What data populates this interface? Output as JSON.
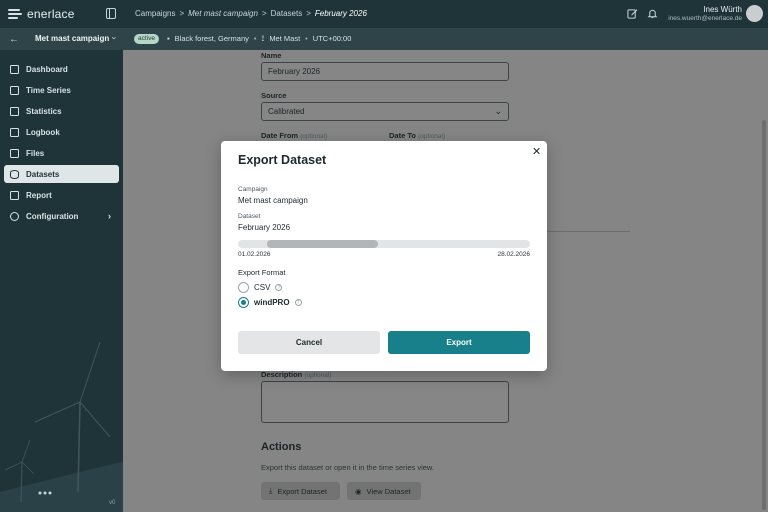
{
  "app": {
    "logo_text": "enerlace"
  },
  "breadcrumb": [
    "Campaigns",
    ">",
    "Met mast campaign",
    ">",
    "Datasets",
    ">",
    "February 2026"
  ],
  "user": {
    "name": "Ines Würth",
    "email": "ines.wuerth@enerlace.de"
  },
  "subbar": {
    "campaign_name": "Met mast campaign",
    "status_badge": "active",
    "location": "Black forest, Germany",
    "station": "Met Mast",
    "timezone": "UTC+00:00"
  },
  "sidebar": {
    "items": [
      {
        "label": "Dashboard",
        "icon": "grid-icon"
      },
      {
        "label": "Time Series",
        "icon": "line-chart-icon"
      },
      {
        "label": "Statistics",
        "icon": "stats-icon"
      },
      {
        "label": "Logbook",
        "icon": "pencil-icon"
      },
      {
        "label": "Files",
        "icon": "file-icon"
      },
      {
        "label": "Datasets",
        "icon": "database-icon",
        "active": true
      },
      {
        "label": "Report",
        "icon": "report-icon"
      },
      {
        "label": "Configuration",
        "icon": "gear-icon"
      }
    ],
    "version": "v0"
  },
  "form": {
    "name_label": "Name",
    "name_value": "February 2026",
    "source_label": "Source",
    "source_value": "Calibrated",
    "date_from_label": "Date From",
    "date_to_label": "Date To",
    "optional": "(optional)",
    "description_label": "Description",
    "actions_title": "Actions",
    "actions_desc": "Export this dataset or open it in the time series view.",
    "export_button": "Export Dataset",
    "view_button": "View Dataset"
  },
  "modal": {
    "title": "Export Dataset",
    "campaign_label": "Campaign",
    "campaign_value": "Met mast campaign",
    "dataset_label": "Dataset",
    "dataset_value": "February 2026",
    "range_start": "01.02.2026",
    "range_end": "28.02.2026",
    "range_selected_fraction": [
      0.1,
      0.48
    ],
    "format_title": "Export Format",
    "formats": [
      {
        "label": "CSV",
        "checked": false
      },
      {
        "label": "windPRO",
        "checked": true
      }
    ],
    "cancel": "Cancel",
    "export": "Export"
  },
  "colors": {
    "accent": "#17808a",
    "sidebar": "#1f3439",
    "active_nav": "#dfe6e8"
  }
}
◇ ◇ ◇ ◇
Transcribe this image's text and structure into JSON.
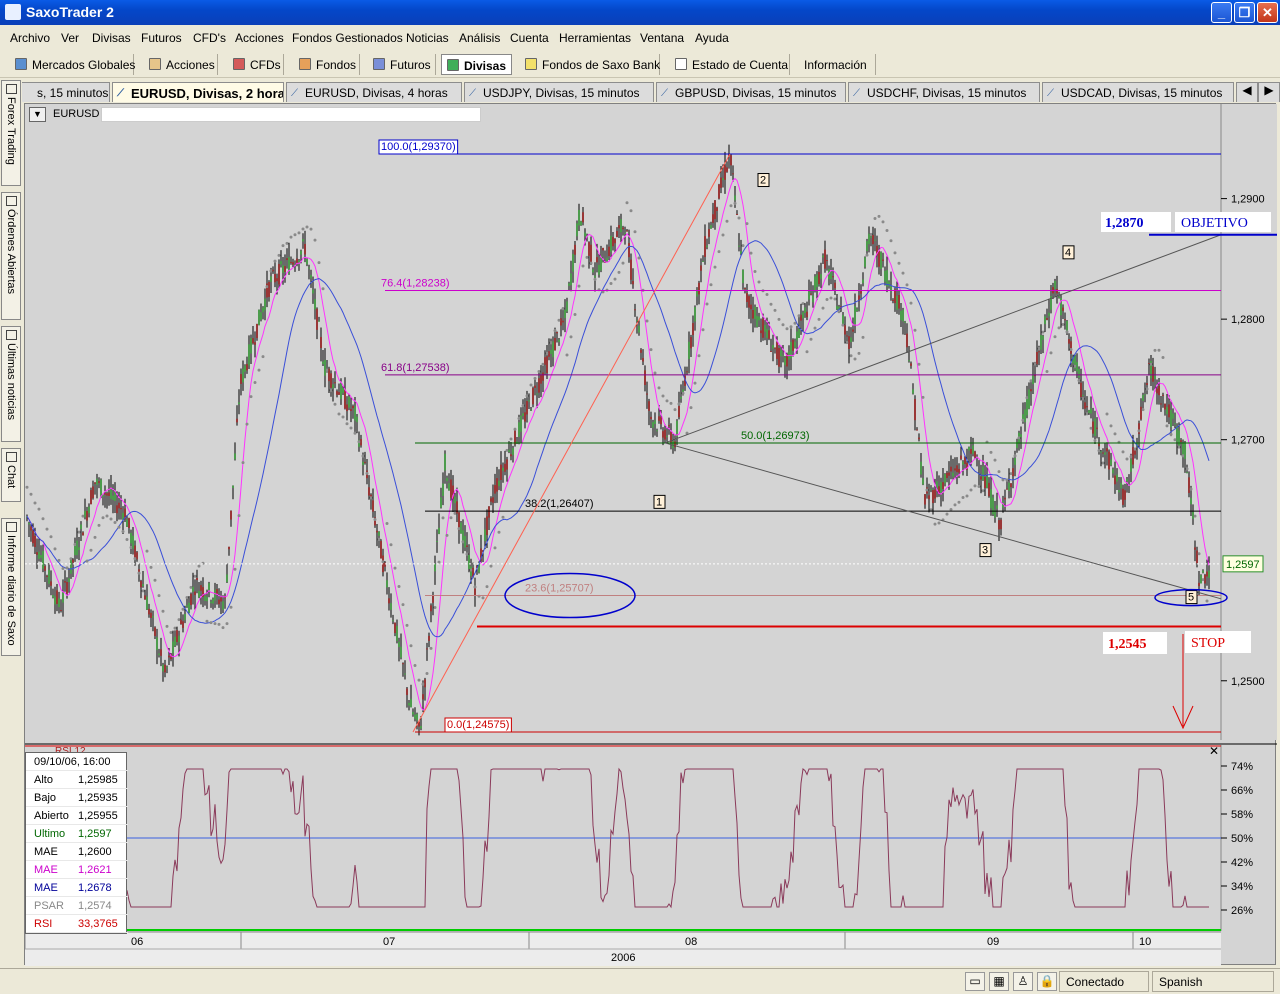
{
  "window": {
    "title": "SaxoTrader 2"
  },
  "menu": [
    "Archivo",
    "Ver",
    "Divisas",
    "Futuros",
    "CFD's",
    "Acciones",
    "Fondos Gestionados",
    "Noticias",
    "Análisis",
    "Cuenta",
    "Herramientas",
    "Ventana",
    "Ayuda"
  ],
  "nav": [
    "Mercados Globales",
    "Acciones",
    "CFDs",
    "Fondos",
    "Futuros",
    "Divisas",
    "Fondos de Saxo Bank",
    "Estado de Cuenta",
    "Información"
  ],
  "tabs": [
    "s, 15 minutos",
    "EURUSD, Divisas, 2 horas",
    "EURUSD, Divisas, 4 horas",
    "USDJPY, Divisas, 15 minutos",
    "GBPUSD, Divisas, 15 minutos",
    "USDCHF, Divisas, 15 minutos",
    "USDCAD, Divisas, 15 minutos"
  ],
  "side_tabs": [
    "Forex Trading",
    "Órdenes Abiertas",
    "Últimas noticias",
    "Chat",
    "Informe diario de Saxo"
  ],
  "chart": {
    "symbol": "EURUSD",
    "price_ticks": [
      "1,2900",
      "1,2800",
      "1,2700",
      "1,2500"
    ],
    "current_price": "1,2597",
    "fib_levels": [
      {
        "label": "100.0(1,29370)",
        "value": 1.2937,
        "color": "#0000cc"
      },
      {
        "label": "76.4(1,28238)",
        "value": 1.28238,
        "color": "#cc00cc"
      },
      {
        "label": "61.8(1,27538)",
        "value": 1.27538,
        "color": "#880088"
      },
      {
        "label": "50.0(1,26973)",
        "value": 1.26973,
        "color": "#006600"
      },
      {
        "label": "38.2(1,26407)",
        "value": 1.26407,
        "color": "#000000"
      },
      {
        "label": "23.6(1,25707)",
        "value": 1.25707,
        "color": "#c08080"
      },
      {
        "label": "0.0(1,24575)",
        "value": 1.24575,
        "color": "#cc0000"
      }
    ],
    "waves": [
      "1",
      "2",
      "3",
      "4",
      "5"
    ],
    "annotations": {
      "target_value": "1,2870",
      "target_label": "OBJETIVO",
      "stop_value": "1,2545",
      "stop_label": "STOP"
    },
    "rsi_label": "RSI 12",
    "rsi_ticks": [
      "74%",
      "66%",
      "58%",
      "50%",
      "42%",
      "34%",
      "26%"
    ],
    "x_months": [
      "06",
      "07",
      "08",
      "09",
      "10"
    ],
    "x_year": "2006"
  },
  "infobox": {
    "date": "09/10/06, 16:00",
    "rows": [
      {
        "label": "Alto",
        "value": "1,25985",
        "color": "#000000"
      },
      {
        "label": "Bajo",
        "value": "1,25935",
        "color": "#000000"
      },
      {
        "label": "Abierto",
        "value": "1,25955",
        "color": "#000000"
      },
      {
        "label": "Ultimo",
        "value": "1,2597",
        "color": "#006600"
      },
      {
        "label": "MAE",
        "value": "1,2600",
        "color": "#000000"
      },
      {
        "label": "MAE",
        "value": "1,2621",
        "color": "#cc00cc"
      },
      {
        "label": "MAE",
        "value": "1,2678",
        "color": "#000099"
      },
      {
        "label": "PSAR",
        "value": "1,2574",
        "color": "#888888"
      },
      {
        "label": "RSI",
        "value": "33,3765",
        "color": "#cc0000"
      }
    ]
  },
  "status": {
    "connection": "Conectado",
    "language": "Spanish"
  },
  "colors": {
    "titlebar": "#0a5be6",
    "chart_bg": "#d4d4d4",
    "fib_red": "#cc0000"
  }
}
◇ ◇ ◇ ◇
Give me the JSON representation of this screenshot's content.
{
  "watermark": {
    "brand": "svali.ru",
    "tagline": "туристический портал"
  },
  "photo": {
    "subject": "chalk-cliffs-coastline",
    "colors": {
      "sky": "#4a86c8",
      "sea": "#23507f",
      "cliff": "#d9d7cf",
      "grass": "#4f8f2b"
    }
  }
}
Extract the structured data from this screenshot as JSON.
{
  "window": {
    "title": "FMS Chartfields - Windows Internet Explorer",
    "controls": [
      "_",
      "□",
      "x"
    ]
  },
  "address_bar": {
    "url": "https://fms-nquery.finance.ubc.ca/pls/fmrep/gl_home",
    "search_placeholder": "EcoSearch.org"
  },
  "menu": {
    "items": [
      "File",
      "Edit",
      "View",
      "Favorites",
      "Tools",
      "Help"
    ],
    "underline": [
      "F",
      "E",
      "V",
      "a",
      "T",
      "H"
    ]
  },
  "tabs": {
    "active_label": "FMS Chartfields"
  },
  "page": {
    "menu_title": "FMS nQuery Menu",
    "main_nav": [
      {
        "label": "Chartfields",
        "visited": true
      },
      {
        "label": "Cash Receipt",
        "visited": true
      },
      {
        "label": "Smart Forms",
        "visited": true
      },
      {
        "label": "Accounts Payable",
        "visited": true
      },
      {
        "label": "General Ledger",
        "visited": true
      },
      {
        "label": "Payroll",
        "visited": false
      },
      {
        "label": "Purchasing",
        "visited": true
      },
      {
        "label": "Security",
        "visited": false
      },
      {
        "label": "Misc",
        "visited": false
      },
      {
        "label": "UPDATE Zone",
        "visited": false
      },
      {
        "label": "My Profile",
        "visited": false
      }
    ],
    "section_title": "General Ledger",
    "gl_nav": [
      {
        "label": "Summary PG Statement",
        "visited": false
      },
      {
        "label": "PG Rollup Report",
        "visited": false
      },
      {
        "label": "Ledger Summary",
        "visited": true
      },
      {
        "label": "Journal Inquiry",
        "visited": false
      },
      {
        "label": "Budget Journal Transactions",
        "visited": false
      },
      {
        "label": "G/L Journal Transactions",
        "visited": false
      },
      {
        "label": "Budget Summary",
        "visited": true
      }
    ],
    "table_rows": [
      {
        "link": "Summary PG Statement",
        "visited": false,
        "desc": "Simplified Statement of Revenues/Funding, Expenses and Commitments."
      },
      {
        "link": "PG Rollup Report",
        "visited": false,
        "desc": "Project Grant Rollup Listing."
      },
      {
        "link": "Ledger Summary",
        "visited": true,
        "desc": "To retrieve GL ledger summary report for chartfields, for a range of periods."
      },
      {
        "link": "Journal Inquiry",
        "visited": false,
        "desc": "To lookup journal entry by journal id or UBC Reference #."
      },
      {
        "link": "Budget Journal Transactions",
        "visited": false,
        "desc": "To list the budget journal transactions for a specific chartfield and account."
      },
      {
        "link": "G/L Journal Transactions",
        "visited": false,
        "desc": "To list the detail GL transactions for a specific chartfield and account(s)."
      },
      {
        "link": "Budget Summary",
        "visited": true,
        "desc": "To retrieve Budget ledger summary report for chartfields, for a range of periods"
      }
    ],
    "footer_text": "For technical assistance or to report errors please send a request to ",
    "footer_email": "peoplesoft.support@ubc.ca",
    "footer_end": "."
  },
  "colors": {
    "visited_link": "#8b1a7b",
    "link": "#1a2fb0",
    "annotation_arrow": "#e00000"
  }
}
◇ ◇ ◇ ◇
Return every line containing "Fondos".

RIGHT ANSWER:
    "Fondos Gestionados",
    "Fondos",
    "Fondos de Saxo Bank",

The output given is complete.